Records from a data collection:
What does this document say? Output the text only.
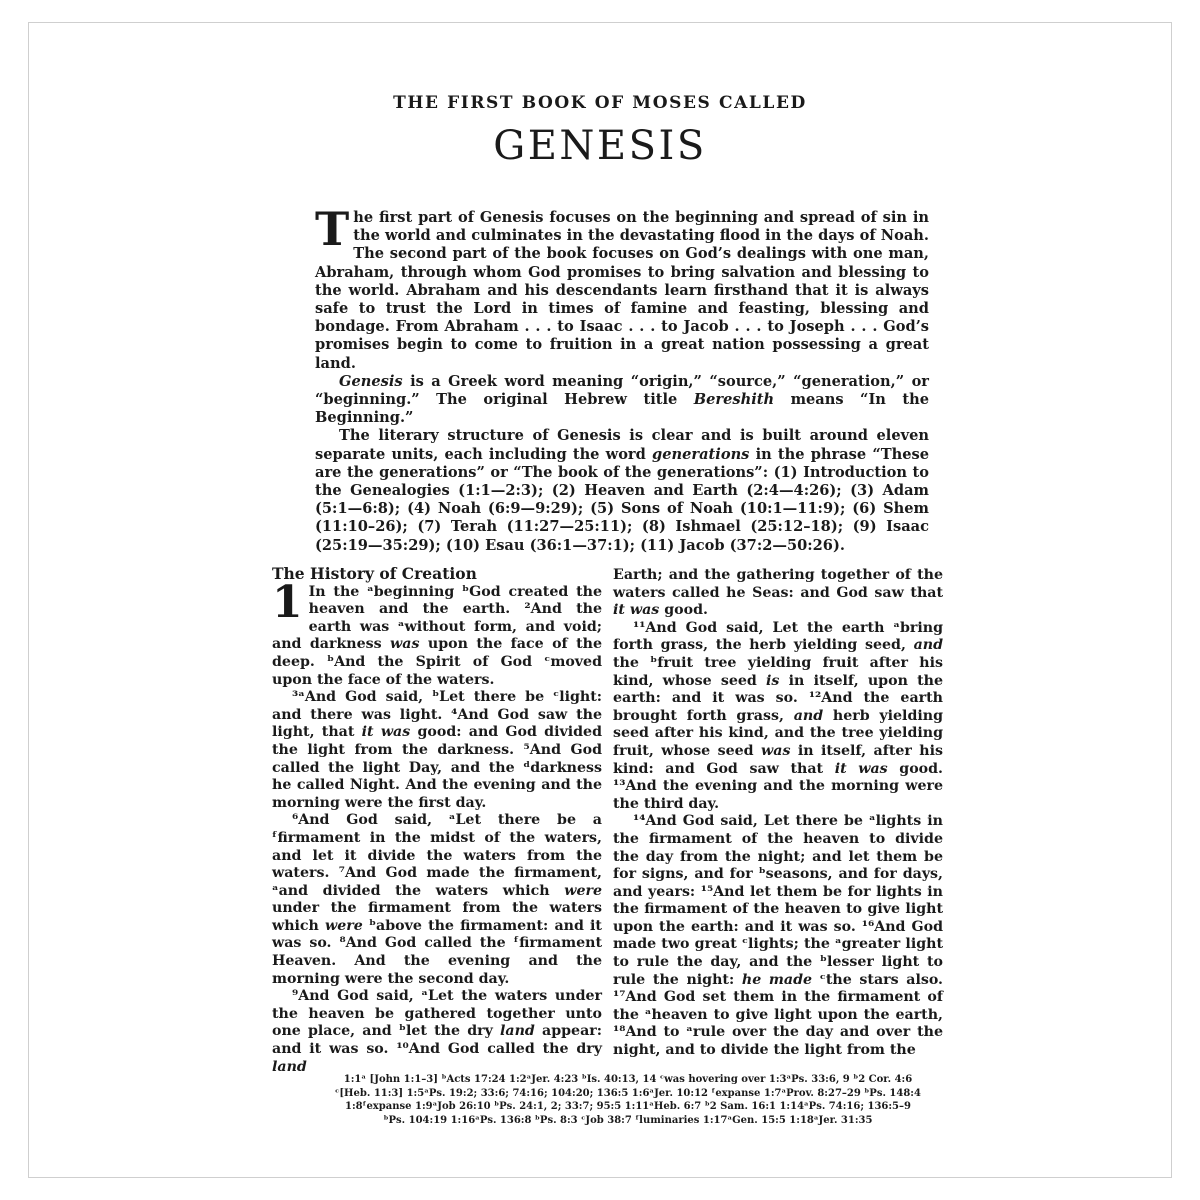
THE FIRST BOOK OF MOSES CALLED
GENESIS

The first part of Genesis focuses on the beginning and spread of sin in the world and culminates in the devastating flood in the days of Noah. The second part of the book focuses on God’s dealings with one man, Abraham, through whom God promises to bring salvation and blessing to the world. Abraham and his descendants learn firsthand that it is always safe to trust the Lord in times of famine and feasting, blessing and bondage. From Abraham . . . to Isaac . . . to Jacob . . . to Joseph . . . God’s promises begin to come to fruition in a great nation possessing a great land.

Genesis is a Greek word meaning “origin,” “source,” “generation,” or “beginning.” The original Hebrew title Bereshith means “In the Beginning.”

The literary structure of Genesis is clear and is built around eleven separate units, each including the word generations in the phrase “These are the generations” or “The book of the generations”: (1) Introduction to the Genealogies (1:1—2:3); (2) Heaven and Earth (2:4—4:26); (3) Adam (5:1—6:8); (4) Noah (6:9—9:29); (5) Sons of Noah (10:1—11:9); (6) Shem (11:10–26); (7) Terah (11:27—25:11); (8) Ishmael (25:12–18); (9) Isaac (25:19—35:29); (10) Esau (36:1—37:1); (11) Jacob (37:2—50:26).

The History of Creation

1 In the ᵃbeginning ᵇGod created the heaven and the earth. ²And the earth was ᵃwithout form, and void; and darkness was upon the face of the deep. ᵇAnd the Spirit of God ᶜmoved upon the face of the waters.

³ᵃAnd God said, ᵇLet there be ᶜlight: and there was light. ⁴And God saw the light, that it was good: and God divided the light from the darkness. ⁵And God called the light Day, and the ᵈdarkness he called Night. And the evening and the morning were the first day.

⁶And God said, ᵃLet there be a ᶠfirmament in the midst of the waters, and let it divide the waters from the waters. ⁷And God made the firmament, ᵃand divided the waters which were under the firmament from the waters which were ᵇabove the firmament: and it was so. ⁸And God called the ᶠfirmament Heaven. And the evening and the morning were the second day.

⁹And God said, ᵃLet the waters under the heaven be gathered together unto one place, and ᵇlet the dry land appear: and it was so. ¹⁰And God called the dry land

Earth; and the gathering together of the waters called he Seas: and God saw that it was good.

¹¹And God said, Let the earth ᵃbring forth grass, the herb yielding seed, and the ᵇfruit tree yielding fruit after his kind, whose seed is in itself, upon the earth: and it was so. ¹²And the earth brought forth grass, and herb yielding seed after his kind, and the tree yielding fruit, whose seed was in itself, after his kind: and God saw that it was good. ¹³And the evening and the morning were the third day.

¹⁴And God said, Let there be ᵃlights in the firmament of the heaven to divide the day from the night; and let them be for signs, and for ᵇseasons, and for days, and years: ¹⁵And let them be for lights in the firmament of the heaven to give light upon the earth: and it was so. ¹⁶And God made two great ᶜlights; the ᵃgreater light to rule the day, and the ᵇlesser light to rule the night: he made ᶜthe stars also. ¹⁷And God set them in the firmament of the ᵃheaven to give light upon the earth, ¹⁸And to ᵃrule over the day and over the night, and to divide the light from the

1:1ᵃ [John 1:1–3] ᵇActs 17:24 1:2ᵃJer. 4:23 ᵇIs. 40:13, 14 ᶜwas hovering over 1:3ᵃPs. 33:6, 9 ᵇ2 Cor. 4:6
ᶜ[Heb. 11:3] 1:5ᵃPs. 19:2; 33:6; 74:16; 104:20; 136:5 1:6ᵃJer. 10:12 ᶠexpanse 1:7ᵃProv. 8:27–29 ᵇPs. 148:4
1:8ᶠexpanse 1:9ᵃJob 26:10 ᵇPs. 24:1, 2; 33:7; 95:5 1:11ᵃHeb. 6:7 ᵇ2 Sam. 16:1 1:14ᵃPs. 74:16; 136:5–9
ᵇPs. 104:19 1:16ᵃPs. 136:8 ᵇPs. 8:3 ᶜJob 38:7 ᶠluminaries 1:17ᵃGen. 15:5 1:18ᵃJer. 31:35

_TASK_
Tally the lines of the records that contain "together", then write only the total.

_RESPONSE_
2